From the entries below, gather every line containing the string "cmbc".

┌──

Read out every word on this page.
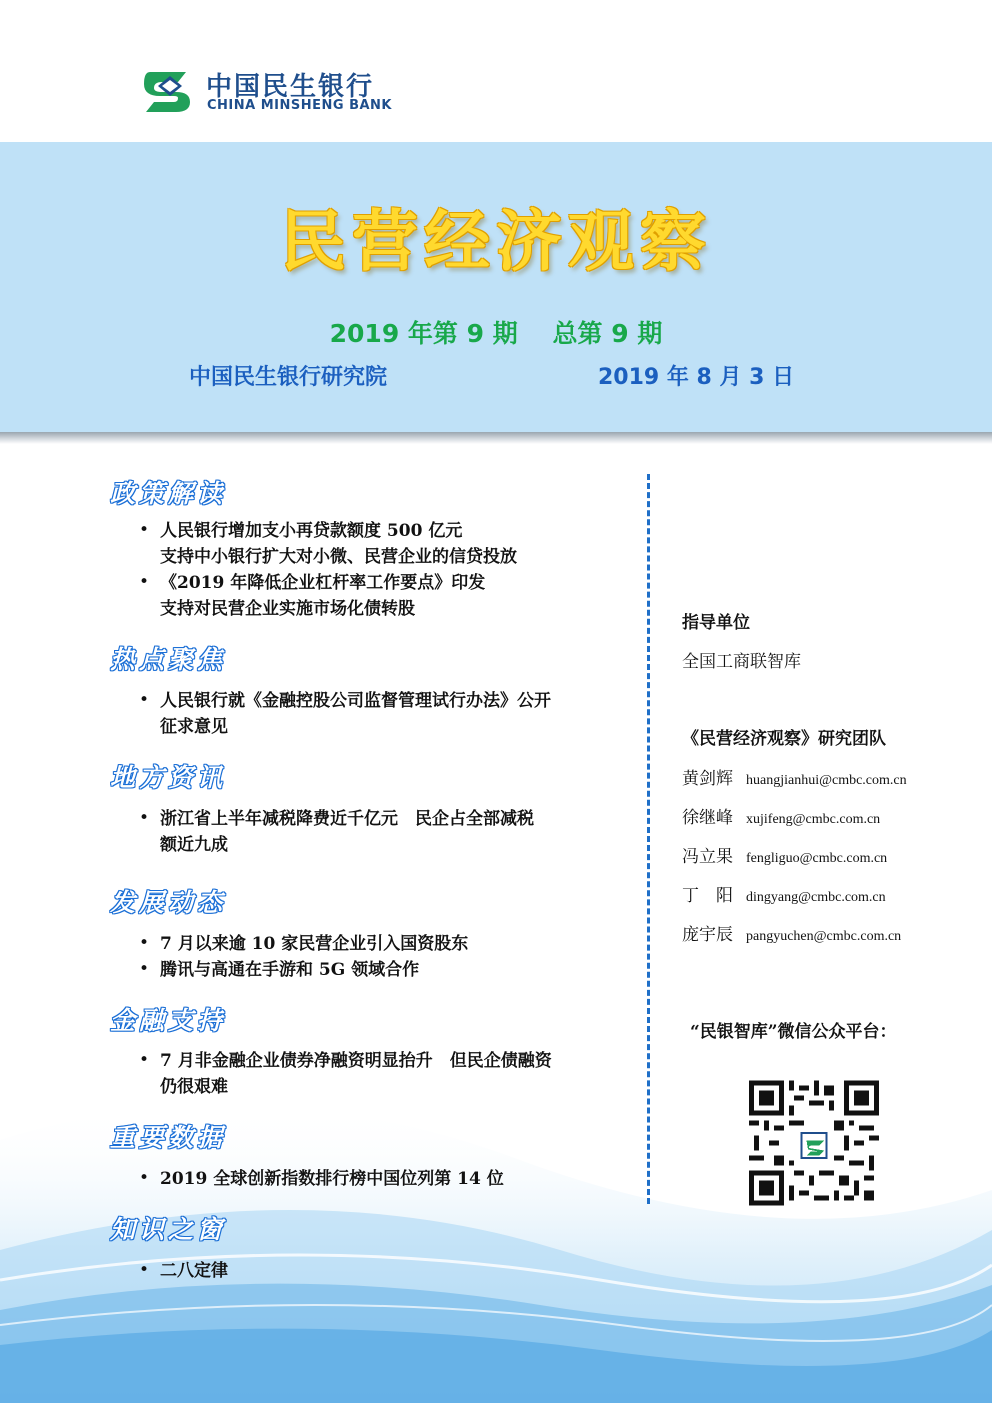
中国民生银行
CHINA MINSHENG BANK
民营经济观察
2019 年第 9 期    总第 9 期
中国民生银行研究院	2019 年 8 月 3 日
政策解读
• 人民银行增加支小再贷款额度 500 亿元
支持中小银行扩大对小微、民营企业的信贷投放
• 《2019 年降低企业杠杆率工作要点》印发
支持对民营企业实施市场化债转股
热点聚焦
• 人民银行就《金融控股公司监督管理试行办法》公开
征求意见
地方资讯
• 浙江省上半年减税降费近千亿元　民企占全部减税
额近九成
发展动态
• 7 月以来逾 10 家民营企业引入国资股东
• 腾讯与高通在手游和 5G 领域合作
金融支持
• 7 月非金融企业债券净融资明显抬升　但民企债融资
仍很艰难
重要数据
• 2019 全球创新指数排行榜中国位列第 14 位
知识之窗
• 二八定律
指导单位
全国工商联智库
《民营经济观察》研究团队
黄剑辉 huangjianhui@cmbc.com.cn
徐继峰 xujifeng@cmbc.com.cn
冯立果 fengliguo@cmbc.com.cn
丁　阳 dingyang@cmbc.com.cn
庞宇辰 pangyuchen@cmbc.com.cn
“民银智库”微信公众平台：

└──

THE RESPONSE ::
黄剑辉 huangjianhui@cmbc.com.cn
徐继峰 xujifeng@cmbc.com.cn
冯立果 fengliguo@cmbc.com.cn
丁　阳 dingyang@cmbc.com.cn
庞宇辰 pangyuchen@cmbc.com.cn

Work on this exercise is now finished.